▶ [Challenge]:
Copy every record exactly, and keep the pictures out.

═════ Data provided

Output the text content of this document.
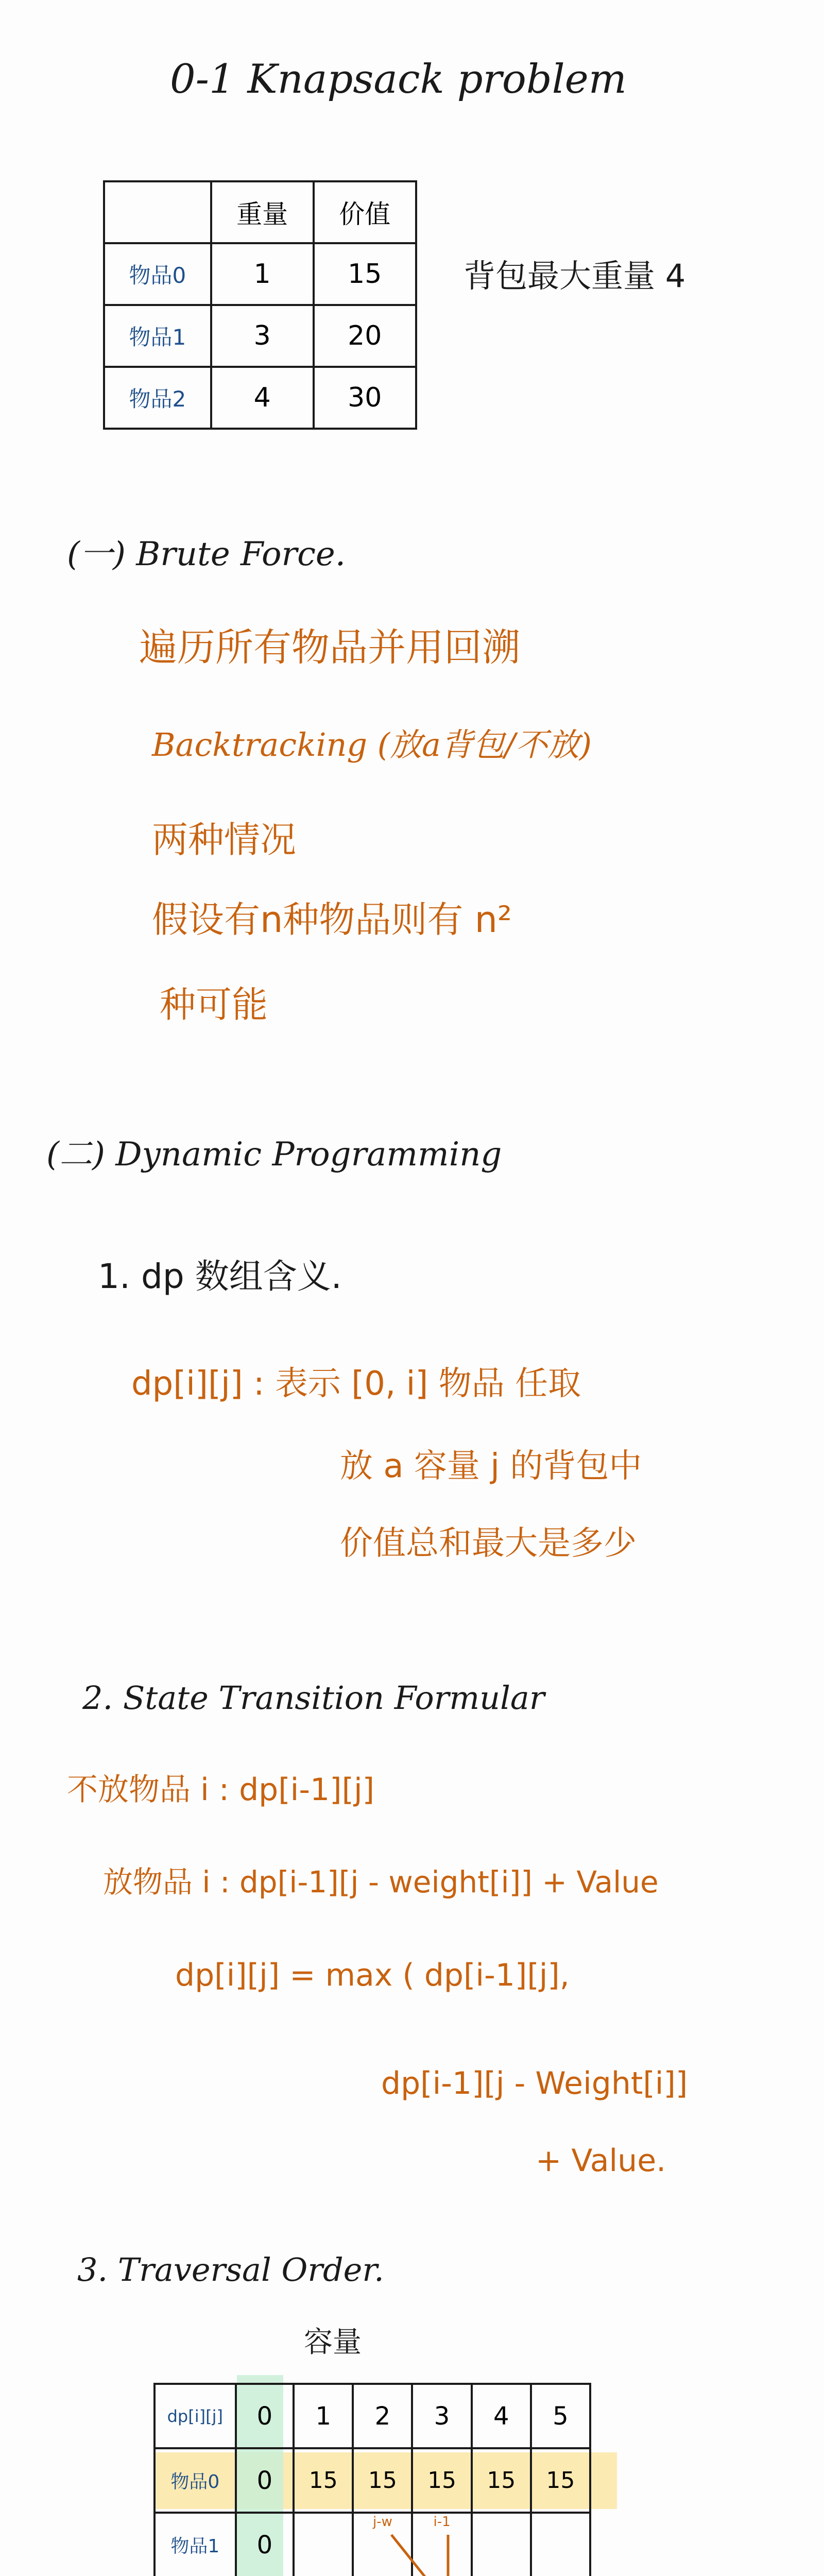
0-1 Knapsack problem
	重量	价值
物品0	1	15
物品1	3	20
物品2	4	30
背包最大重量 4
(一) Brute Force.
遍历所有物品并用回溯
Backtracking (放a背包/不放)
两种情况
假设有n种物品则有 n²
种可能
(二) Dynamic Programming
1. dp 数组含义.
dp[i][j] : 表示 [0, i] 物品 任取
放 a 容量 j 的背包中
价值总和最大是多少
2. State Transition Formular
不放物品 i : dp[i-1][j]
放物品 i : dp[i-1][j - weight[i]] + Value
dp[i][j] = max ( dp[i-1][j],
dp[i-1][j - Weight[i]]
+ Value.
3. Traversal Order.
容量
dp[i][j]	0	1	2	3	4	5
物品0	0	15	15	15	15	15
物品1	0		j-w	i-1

══════════

▶ [Completed exercise]:
Output the text content of this document.
0-1 Knapsack problem
	重量	价值
物品0	1	15
物品1	3	20
物品2	4	30
背包最大重量 4
(一) Brute Force.
遍历所有物品并用回溯
Backtracking (放a背包/不放)
两种情况
假设有n种物品则有 n²
种可能
(二) Dynamic Programming
1. dp 数组含义.
dp[i][j] : 表示 [0, i] 物品 任取
放 a 容量 j 的背包中
价值总和最大是多少
2. State Transition Formular
不放物品 i : dp[i-1][j]
放物品 i : dp[i-1][j - weight[i]] + Value
dp[i][j] = max ( dp[i-1][j],
dp[i-1][j - Weight[i]]
+ Value.
3. Traversal Order.
容量
dp[i][j]	0	1	2	3	4	5
物品0	0	15	15	15	15	15
物品1	0		j-w	i-1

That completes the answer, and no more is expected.